# Start of DATA FOR THIS EXERCISE
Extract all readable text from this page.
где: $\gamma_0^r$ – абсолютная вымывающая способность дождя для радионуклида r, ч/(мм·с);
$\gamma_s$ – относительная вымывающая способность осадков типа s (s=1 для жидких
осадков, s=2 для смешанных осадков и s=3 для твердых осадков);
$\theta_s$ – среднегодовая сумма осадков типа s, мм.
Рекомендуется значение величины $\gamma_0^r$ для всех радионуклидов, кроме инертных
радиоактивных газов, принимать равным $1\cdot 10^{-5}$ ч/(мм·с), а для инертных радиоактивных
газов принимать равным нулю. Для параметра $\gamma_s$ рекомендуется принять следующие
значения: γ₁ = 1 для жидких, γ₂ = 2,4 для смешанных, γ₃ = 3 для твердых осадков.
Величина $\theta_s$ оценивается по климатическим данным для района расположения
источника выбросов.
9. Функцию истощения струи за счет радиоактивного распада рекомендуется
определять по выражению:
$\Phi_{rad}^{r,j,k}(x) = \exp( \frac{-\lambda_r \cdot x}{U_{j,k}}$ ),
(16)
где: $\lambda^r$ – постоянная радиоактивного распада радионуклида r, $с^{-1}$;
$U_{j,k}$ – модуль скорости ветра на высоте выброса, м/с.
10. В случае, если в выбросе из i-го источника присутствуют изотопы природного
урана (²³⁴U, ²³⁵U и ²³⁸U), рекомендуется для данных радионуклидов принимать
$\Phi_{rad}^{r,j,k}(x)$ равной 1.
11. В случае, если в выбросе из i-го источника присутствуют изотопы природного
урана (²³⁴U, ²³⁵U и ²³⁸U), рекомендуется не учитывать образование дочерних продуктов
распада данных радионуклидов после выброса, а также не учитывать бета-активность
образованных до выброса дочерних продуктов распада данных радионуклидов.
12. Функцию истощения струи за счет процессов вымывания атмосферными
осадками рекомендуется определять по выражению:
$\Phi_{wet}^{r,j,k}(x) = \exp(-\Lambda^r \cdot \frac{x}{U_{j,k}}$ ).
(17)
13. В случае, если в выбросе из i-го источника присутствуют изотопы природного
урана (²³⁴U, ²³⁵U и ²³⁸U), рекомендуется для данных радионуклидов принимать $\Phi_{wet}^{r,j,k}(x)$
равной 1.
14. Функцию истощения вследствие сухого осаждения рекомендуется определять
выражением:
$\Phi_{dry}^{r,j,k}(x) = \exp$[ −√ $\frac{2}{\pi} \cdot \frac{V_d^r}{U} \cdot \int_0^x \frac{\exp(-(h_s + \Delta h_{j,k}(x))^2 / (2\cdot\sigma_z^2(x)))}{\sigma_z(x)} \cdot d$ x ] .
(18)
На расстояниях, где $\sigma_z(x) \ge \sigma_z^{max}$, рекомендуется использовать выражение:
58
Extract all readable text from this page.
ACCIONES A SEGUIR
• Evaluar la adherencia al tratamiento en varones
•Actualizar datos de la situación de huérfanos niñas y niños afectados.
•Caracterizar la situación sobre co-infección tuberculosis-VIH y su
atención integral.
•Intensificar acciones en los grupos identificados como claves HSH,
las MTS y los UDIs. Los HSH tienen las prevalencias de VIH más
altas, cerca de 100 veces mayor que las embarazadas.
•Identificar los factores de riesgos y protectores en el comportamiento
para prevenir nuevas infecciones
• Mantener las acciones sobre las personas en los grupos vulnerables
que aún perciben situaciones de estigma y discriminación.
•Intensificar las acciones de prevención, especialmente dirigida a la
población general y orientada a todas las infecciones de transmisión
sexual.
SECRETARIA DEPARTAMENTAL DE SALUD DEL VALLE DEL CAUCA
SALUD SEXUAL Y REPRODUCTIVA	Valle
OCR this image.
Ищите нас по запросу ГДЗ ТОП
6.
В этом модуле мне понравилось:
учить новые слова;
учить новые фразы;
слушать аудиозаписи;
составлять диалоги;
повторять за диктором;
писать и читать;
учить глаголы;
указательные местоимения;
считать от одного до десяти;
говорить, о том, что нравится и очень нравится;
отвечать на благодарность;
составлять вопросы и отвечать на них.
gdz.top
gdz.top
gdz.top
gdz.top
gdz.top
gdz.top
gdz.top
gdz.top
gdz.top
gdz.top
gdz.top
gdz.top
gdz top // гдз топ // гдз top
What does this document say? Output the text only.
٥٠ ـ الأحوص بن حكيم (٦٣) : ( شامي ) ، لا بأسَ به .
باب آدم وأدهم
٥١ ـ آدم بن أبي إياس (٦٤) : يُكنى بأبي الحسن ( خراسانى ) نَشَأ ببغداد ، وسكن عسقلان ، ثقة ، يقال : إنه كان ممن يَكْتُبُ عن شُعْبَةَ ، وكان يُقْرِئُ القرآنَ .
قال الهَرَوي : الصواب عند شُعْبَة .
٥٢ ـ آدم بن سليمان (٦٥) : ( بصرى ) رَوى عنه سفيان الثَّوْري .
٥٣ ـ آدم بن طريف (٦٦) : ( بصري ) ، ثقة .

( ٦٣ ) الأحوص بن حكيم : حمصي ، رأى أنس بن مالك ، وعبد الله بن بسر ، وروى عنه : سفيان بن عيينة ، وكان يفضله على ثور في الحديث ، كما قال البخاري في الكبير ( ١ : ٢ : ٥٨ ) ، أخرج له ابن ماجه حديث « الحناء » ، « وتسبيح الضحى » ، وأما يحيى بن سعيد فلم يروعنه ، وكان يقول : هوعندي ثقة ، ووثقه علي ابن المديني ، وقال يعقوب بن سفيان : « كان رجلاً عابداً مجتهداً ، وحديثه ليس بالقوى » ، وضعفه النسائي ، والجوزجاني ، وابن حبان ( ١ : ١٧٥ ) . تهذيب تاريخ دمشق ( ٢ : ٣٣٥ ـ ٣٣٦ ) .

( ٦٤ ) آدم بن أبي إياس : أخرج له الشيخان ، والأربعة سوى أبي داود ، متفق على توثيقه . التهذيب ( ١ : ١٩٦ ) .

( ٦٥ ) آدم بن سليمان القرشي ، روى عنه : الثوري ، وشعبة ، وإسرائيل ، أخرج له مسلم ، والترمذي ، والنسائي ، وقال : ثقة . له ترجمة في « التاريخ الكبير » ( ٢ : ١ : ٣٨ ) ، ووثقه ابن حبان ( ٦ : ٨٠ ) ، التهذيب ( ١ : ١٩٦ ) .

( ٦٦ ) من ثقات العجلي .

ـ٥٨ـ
# End of DATA FOR THIS EXERCISE
» SET PROBLEM: Give a single number: the count of lines above that include the word "жидких".

» TASK ANSWER: 2